= Records for processing =
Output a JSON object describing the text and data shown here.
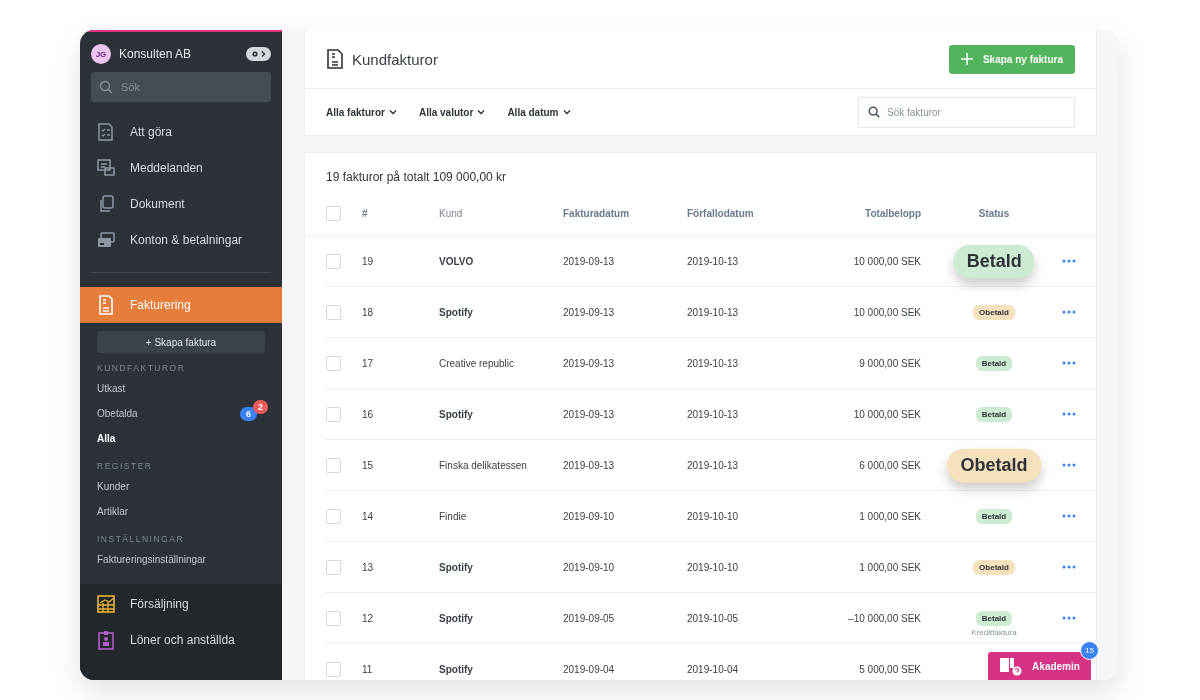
{
  "sidebar": {
    "company": {
      "initials": "JG",
      "name": "Konsulten AB"
    },
    "search": {
      "placeholder": "Sök"
    },
    "nav": [
      {
        "label": "Att göra",
        "selected": false
      },
      {
        "label": "Meddelanden",
        "selected": false
      },
      {
        "label": "Dokument",
        "selected": false
      },
      {
        "label": "Konton & betalningar",
        "selected": false
      },
      {
        "label": "Fakturering",
        "selected": true
      }
    ],
    "create_button": "+ Skapa faktura",
    "groups": [
      {
        "heading": "KUNDFAKTUROR",
        "items": [
          {
            "label": "Utkast",
            "selected": false
          },
          {
            "label": "Obetalda",
            "selected": false,
            "badges": [
              {
                "count": "6",
                "color": "#3b82f6"
              },
              {
                "count": "2",
                "color": "#ef5b5b"
              }
            ]
          },
          {
            "label": "Alla",
            "selected": true
          }
        ]
      },
      {
        "heading": "REGISTER",
        "items": [
          {
            "label": "Kunder",
            "selected": false
          },
          {
            "label": "Artiklar",
            "selected": false
          }
        ]
      },
      {
        "heading": "INSTÄLLNINGAR",
        "items": [
          {
            "label": "Faktureringsinställningar",
            "selected": false
          }
        ]
      }
    ],
    "bottom_nav": [
      {
        "label": "Försäljning"
      },
      {
        "label": "Löner och anställda"
      }
    ]
  },
  "header": {
    "title": "Kundfakturor",
    "new_button": "Skapa ny faktura",
    "filters": [
      "Alla fakturor",
      "Alla valutor",
      "Alla datum"
    ],
    "search": {
      "placeholder": "Sök fakturor"
    }
  },
  "table": {
    "all_selected": false,
    "summary": "19 fakturor på totalt 109 000,00 kr",
    "columns": [
      "#",
      "Kund",
      "Fakturadatum",
      "Förfallodatum",
      "Totalbelopp",
      "Status"
    ],
    "rows": [
      {
        "number": "19",
        "customer": "VOLVO",
        "bold": true,
        "invoice_date": "2019-09-13",
        "due_date": "2019-10-13",
        "total": "10 000,00 SEK",
        "status": {
          "label": "Betald",
          "kind": "paid",
          "enlarged": true
        },
        "checked": false
      },
      {
        "number": "18",
        "customer": "Spotify",
        "bold": true,
        "invoice_date": "2019-09-13",
        "due_date": "2019-10-13",
        "total": "10 000,00 SEK",
        "status": {
          "label": "Obetald",
          "kind": "unpaid",
          "enlarged": false
        },
        "checked": false
      },
      {
        "number": "17",
        "customer": "Creative republic",
        "bold": false,
        "invoice_date": "2019-09-13",
        "due_date": "2019-10-13",
        "total": "9 000,00 SEK",
        "status": {
          "label": "Betald",
          "kind": "paid",
          "enlarged": false
        },
        "checked": false
      },
      {
        "number": "16",
        "customer": "Spotify",
        "bold": true,
        "invoice_date": "2019-09-13",
        "due_date": "2019-10-13",
        "total": "10 000,00 SEK",
        "status": {
          "label": "Betald",
          "kind": "paid",
          "enlarged": false
        },
        "checked": false
      },
      {
        "number": "15",
        "customer": "Finska delikatessen",
        "bold": false,
        "invoice_date": "2019-09-13",
        "due_date": "2019-10-13",
        "total": "6 000,00 SEK",
        "status": {
          "label": "Obetald",
          "kind": "unpaid",
          "enlarged": true
        },
        "checked": false
      },
      {
        "number": "14",
        "customer": "Findie",
        "bold": false,
        "invoice_date": "2019-09-10",
        "due_date": "2019-10-10",
        "total": "1 000,00 SEK",
        "status": {
          "label": "Betald",
          "kind": "paid",
          "enlarged": false
        },
        "checked": false
      },
      {
        "number": "13",
        "customer": "Spotify",
        "bold": true,
        "invoice_date": "2019-09-10",
        "due_date": "2019-10-10",
        "total": "1 000,00 SEK",
        "status": {
          "label": "Obetald",
          "kind": "unpaid",
          "enlarged": false
        },
        "checked": false
      },
      {
        "number": "12",
        "customer": "Spotify",
        "bold": true,
        "invoice_date": "2019-09-05",
        "due_date": "2019-10-05",
        "total": "–10 000,00 SEK",
        "status": {
          "label": "Betald",
          "kind": "paid",
          "enlarged": false,
          "note": "Kreditfaktura"
        },
        "checked": false
      },
      {
        "number": "11",
        "customer": "Spotify",
        "bold": true,
        "invoice_date": "2019-09-04",
        "due_date": "2019-10-04",
        "total": "5 000,00 SEK",
        "checked": false
      }
    ]
  },
  "help_button": {
    "label": "Akademin",
    "badge": "15"
  }
}
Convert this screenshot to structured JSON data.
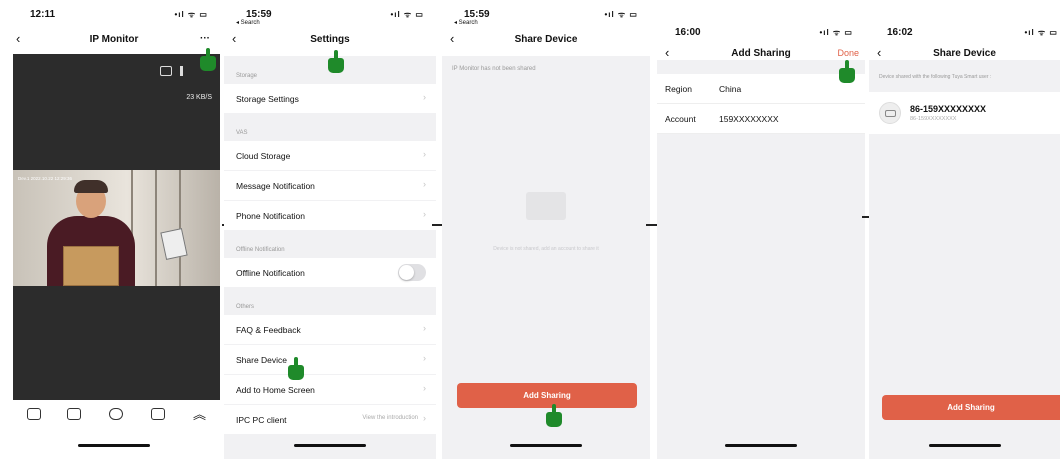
{
  "screen1": {
    "time": "12:11",
    "title": "IP Monitor",
    "more": "···",
    "speed": "23 KB/S",
    "timestamp": "Dev.1 2022.10.22 12:29:36"
  },
  "screen2": {
    "time": "15:59",
    "status_sub": "◂ Search",
    "title": "Settings",
    "sections": {
      "storage": "Storage",
      "vas": "VAS",
      "offline": "Offline Notification",
      "others": "Others"
    },
    "rows": {
      "storage_settings": "Storage Settings",
      "cloud_storage": "Cloud Storage",
      "message_notification": "Message Notification",
      "phone_notification": "Phone Notification",
      "offline_notification": "Offline Notification",
      "faq": "FAQ & Feedback",
      "share_device": "Share Device",
      "add_home": "Add to Home Screen",
      "ipc_pc": "IPC PC client",
      "ipc_pc_extra": "View the introduction"
    }
  },
  "screen3": {
    "time": "15:59",
    "status_sub": "◂ Search",
    "title": "Share Device",
    "not_shared": "IP Monitor  has not been shared",
    "empty_hint": "Device is not shared, add an account to share it",
    "add_button": "Add Sharing"
  },
  "screen4": {
    "time": "16:00",
    "title": "Add Sharing",
    "done": "Done",
    "region_label": "Region",
    "region_value": "China",
    "account_label": "Account",
    "account_value": "159XXXXXXXX"
  },
  "screen5": {
    "time": "16:02",
    "title": "Share Device",
    "caption": "Device shared with the following Tuya Smart user :",
    "user_main": "86-159XXXXXXXX",
    "user_sub": "86-159XXXXXXXX",
    "add_button": "Add Sharing"
  },
  "glyphs": {
    "back": "‹",
    "chevron": "›",
    "signal": "•ıl ᯤ ▭"
  }
}
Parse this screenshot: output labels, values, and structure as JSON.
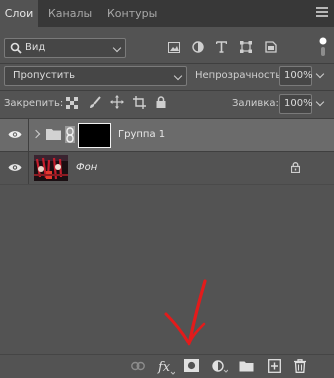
{
  "tabs": [
    {
      "label": "Слои",
      "active": true
    },
    {
      "label": "Каналы",
      "active": false
    },
    {
      "label": "Контуры",
      "active": false
    }
  ],
  "filter": {
    "value": "Вид"
  },
  "blend_mode": {
    "value": "Пропустить"
  },
  "opacity": {
    "label": "Непрозрачность:",
    "value": "100%"
  },
  "lock": {
    "label": "Закрепить:"
  },
  "fill": {
    "label": "Заливка:",
    "value": "100%"
  },
  "layers": [
    {
      "name": "Группа 1",
      "type": "group",
      "selected": true,
      "visible": true
    },
    {
      "name": "Фон",
      "type": "background",
      "selected": false,
      "visible": true,
      "locked": true
    }
  ],
  "colors": {
    "panel": "#535353",
    "tabbar": "#383838",
    "selected_row": "#6b6b6b",
    "annotation_arrow": "#e31b1b"
  },
  "icons": [
    "search-icon",
    "image-filter-icon",
    "adjustment-filter-icon",
    "type-filter-icon",
    "shape-filter-icon",
    "smart-object-filter-icon",
    "filter-toggle-icon",
    "lock-transparent-icon",
    "lock-paint-icon",
    "lock-position-icon",
    "lock-artboard-icon",
    "lock-all-icon",
    "eye-icon",
    "folder-icon",
    "chain-link-icon",
    "padlock-icon",
    "link-layers-icon",
    "fx-icon",
    "layer-mask-icon",
    "adjustment-layer-icon",
    "new-group-icon",
    "new-layer-icon",
    "trash-icon",
    "red-arrow-annotation"
  ]
}
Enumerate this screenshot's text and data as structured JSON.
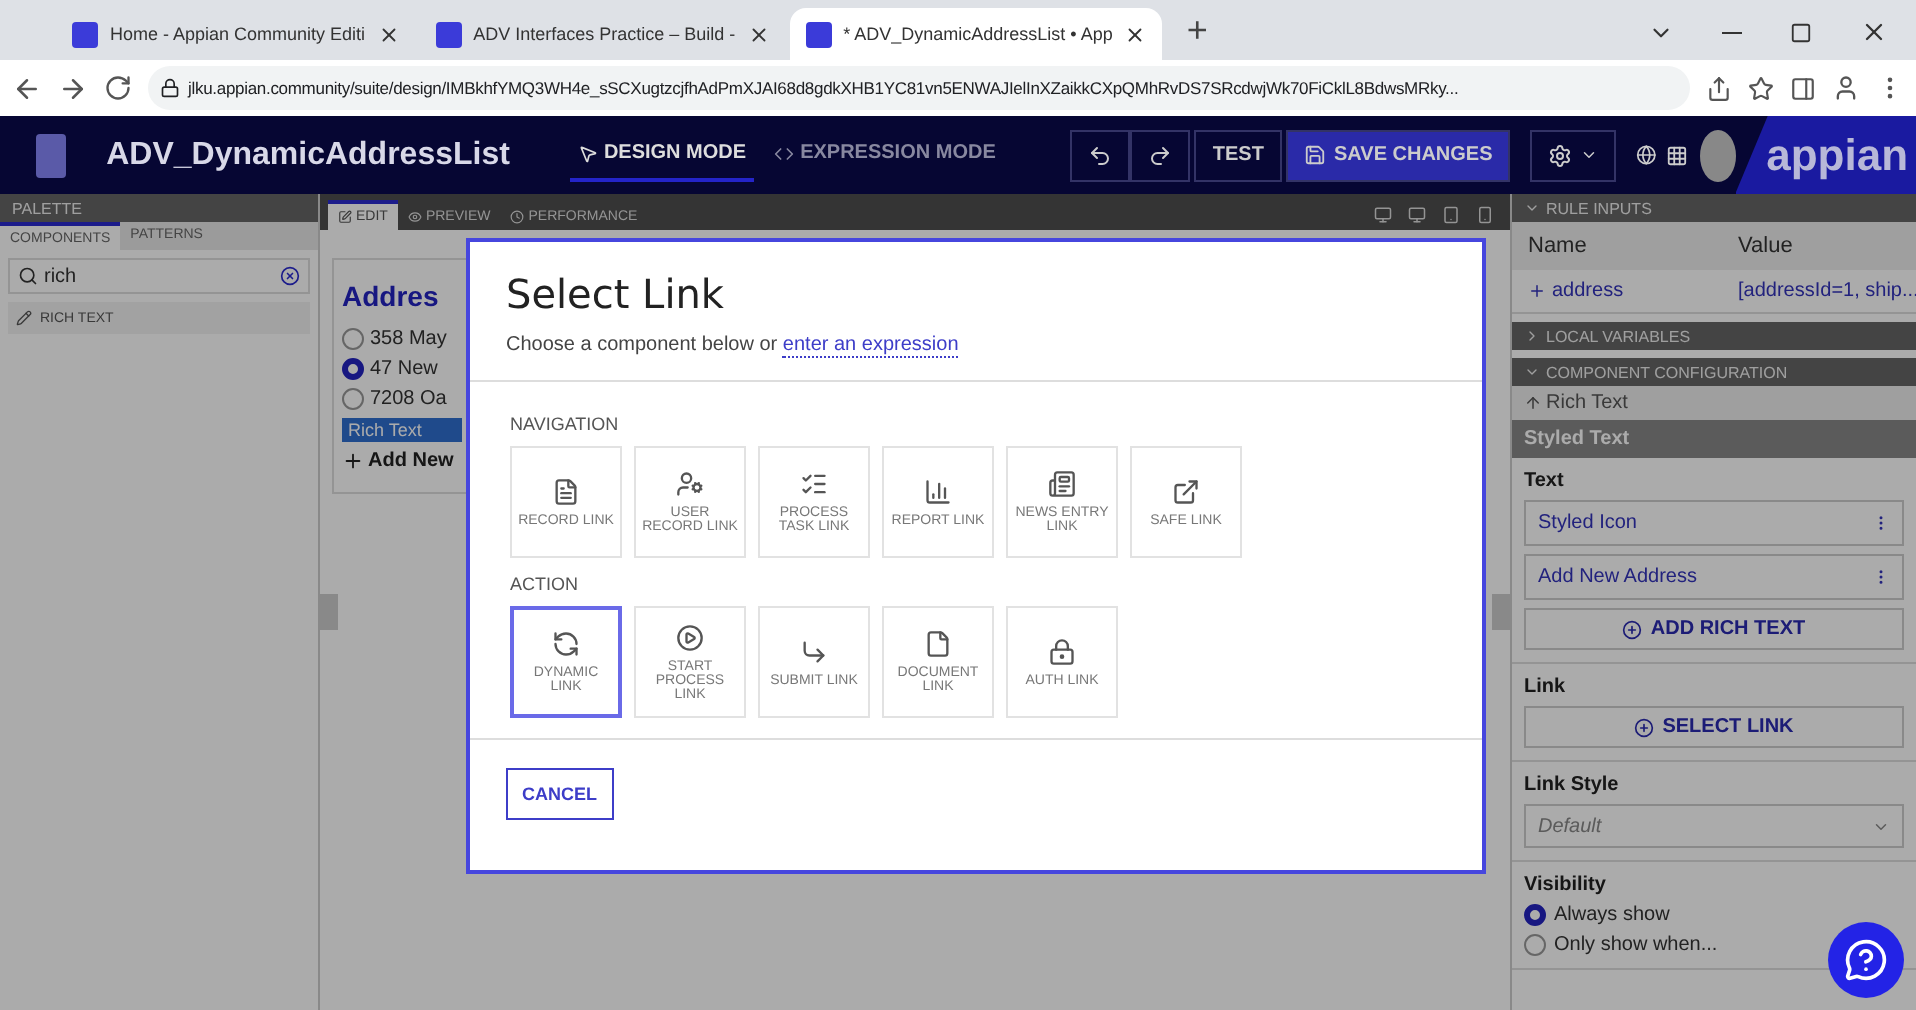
{
  "browser": {
    "tabs": [
      {
        "title": "Home - Appian Community Editi",
        "selected": false
      },
      {
        "title": "ADV Interfaces Practice – Build -",
        "selected": false
      },
      {
        "title": "* ADV_DynamicAddressList • App",
        "selected": true
      }
    ],
    "new_tab": "+",
    "url": "jlku.appian.community/suite/design/IMBkhfYMQ3WH4e_sSCXugtzcjfhAdPmXJAI68d8gdkXHB1YC81vn5ENWAJIelInXZaikkCXpQMhRvDS7SRcdwjWk70FiCklL8BdwsMRky..."
  },
  "app": {
    "title": "ADV_DynamicAddressList",
    "modes": [
      {
        "label": "DESIGN MODE",
        "selected": true
      },
      {
        "label": "EXPRESSION MODE",
        "selected": false
      }
    ],
    "test": "TEST",
    "save": "SAVE CHANGES",
    "logo": "appian"
  },
  "palette": {
    "title": "PALETTE",
    "tabs": [
      {
        "label": "COMPONENTS",
        "selected": true
      },
      {
        "label": "PATTERNS",
        "selected": false
      }
    ],
    "search": "rich",
    "results": [
      "RICH TEXT"
    ]
  },
  "canvas": {
    "tabs": [
      {
        "label": "EDIT",
        "selected": true
      },
      {
        "label": "PREVIEW",
        "selected": false
      },
      {
        "label": "PERFORMANCE",
        "selected": false
      }
    ],
    "heading": "Addres",
    "options": [
      {
        "label": "358 May",
        "selected": false
      },
      {
        "label": "47 New",
        "selected": true
      },
      {
        "label": "7208 Oa",
        "selected": false
      }
    ],
    "component_tag": "Rich Text",
    "add_link": "Add New"
  },
  "modal": {
    "title": "Select Link",
    "intro": "Choose a component below or",
    "intro_link": "enter an expression",
    "sections": [
      {
        "title": "NAVIGATION",
        "items": [
          {
            "label": "RECORD LINK",
            "selected": false
          },
          {
            "label": "USER RECORD LINK",
            "selected": false
          },
          {
            "label": "PROCESS TASK LINK",
            "selected": false
          },
          {
            "label": "REPORT LINK",
            "selected": false
          },
          {
            "label": "NEWS ENTRY LINK",
            "selected": false
          },
          {
            "label": "SAFE LINK",
            "selected": false
          }
        ]
      },
      {
        "title": "ACTION",
        "items": [
          {
            "label": "DYNAMIC LINK",
            "selected": true
          },
          {
            "label": "START PROCESS LINK",
            "selected": false
          },
          {
            "label": "SUBMIT LINK",
            "selected": false
          },
          {
            "label": "DOCUMENT LINK",
            "selected": false
          },
          {
            "label": "AUTH LINK",
            "selected": false
          }
        ]
      }
    ],
    "cancel": "CANCEL"
  },
  "inspector": {
    "rule_inputs": {
      "title": "RULE INPUTS",
      "columns": [
        "Name",
        "Value"
      ],
      "rows": [
        {
          "name": "address",
          "value": "[addressId=1, ship..."
        }
      ]
    },
    "local_variables": {
      "title": "LOCAL VARIABLES",
      "expanded": false
    },
    "configuration": {
      "title": "COMPONENT CONFIGURATION",
      "expanded": true,
      "breadcrumb": "Rich Text",
      "component": "Styled Text",
      "text_label": "Text",
      "text_items": [
        "Styled Icon",
        "Add New Address"
      ],
      "add_button": "ADD RICH TEXT",
      "link_label": "Link",
      "link_button": "SELECT LINK",
      "link_style_label": "Link Style",
      "link_style_placeholder": "Default",
      "visibility_label": "Visibility",
      "visibility_options": [
        {
          "label": "Always show",
          "selected": true
        },
        {
          "label": "Only show when...",
          "selected": false
        }
      ]
    }
  }
}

= Exercise details =
Report the number of lines of the listing above that hold the string "Alla", with no other text.

= Task result =
4